(DIRECTION) Only the lines from the one containing "Transcribe the text in this document." through the end of the data below should be copied, each exactly as written and with both ends kept.

(TASK MATERIAL)

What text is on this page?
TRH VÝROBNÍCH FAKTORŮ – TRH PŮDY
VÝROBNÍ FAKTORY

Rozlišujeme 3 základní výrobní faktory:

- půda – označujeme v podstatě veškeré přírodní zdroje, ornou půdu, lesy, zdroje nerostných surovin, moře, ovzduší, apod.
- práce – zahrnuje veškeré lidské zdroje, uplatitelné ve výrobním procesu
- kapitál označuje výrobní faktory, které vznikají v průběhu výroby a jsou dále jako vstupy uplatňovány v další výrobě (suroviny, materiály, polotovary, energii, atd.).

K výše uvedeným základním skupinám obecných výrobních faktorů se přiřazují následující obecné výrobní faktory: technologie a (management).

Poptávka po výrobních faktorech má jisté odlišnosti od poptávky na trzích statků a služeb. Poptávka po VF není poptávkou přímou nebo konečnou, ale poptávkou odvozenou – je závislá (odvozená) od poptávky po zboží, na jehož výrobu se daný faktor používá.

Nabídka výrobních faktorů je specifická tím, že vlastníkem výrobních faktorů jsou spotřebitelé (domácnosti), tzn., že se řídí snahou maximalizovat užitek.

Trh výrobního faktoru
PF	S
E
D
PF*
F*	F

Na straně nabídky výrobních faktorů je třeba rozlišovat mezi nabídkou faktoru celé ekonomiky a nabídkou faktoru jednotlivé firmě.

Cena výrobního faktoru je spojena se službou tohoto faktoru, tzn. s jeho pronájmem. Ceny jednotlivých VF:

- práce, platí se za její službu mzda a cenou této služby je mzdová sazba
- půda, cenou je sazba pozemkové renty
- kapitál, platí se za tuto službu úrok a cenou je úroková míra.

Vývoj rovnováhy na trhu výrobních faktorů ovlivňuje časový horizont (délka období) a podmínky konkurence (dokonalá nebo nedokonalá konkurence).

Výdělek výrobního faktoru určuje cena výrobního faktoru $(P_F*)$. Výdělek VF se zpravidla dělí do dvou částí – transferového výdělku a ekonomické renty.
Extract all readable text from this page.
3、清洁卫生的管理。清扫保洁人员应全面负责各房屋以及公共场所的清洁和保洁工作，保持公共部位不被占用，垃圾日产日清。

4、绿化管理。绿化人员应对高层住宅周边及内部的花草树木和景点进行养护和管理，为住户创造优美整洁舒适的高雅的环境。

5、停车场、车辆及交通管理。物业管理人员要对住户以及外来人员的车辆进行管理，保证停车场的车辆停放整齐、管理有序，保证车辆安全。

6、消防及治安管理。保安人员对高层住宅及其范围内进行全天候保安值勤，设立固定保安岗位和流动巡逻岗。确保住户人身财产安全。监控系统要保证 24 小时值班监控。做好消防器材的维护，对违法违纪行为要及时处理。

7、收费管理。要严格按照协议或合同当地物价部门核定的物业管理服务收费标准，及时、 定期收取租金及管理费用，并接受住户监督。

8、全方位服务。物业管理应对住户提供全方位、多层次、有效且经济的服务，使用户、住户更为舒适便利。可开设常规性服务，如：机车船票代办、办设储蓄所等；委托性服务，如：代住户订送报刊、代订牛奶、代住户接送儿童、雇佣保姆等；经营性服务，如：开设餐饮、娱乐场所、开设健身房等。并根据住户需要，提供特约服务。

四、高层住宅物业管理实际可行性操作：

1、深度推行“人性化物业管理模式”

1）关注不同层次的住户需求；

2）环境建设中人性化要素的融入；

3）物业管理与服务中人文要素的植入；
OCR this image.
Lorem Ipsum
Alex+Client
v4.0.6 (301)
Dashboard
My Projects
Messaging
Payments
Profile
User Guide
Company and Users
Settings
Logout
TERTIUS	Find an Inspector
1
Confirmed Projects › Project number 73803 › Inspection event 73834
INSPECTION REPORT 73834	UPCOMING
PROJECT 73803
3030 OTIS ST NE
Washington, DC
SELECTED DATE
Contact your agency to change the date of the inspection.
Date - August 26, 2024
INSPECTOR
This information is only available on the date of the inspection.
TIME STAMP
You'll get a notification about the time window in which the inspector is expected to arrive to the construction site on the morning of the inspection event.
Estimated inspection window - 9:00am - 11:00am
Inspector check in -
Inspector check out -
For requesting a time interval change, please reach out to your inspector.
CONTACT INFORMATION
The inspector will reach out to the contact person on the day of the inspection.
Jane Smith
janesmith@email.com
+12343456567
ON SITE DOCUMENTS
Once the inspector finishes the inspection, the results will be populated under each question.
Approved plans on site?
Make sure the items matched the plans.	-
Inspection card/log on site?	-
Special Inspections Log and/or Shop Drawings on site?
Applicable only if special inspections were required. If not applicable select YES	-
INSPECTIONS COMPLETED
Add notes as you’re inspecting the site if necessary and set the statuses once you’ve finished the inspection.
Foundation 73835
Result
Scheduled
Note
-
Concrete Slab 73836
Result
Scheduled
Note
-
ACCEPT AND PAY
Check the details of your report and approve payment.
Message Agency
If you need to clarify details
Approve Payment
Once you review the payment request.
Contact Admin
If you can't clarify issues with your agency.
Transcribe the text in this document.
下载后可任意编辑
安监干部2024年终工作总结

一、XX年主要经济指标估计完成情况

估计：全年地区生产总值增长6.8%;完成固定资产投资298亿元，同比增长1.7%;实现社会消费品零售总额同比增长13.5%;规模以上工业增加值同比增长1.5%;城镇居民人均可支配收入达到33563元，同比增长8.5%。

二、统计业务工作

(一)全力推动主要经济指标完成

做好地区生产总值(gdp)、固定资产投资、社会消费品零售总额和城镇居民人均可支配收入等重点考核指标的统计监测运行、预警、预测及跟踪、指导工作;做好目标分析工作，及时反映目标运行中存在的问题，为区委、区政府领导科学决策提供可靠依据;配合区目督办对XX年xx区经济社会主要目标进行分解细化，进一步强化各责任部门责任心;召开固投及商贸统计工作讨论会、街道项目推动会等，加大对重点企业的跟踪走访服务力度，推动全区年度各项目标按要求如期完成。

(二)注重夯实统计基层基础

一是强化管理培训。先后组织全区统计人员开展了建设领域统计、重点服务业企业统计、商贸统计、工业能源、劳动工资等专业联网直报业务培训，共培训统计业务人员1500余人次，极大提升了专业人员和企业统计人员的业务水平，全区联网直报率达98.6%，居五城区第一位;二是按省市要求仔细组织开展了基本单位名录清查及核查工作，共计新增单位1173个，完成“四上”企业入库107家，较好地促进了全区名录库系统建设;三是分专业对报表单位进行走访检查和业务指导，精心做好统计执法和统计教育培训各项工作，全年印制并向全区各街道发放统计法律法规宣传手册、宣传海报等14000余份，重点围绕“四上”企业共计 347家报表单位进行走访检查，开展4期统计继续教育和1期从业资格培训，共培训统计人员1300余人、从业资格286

(EXERCISE OUTPUT)
Transcribe the text in this document.
下载后可任意编辑
安监干部2024年终工作总结

一、XX年主要经济指标估计完成情况

估计：全年地区生产总值增长6.8%;完成固定资产投资298亿元，同比增长1.7%;实现社会消费品零售总额同比增长13.5%;规模以上工业增加值同比增长1.5%;城镇居民人均可支配收入达到33563元，同比增长8.5%。

二、统计业务工作

(一)全力推动主要经济指标完成

做好地区生产总值(gdp)、固定资产投资、社会消费品零售总额和城镇居民人均可支配收入等重点考核指标的统计监测运行、预警、预测及跟踪、指导工作;做好目标分析工作，及时反映目标运行中存在的问题，为区委、区政府领导科学决策提供可靠依据;配合区目督办对XX年xx区经济社会主要目标进行分解细化，进一步强化各责任部门责任心;召开固投及商贸统计工作讨论会、街道项目推动会等，加大对重点企业的跟踪走访服务力度，推动全区年度各项目标按要求如期完成。

(二)注重夯实统计基层基础

一是强化管理培训。先后组织全区统计人员开展了建设领域统计、重点服务业企业统计、商贸统计、工业能源、劳动工资等专业联网直报业务培训，共培训统计业务人员1500余人次，极大提升了专业人员和企业统计人员的业务水平，全区联网直报率达98.6%，居五城区第一位;二是按省市要求仔细组织开展了基本单位名录清查及核查工作，共计新增单位1173个，完成“四上”企业入库107家，较好地促进了全区名录库系统建设;三是分专业对报表单位进行走访检查和业务指导，精心做好统计执法和统计教育培训各项工作，全年印制并向全区各街道发放统计法律法规宣传手册、宣传海报等14000余份，重点围绕“四上”企业共计 347家报表单位进行走访检查，开展4期统计继续教育和1期从业资格培训，共培训统计人员1300余人、从业资格286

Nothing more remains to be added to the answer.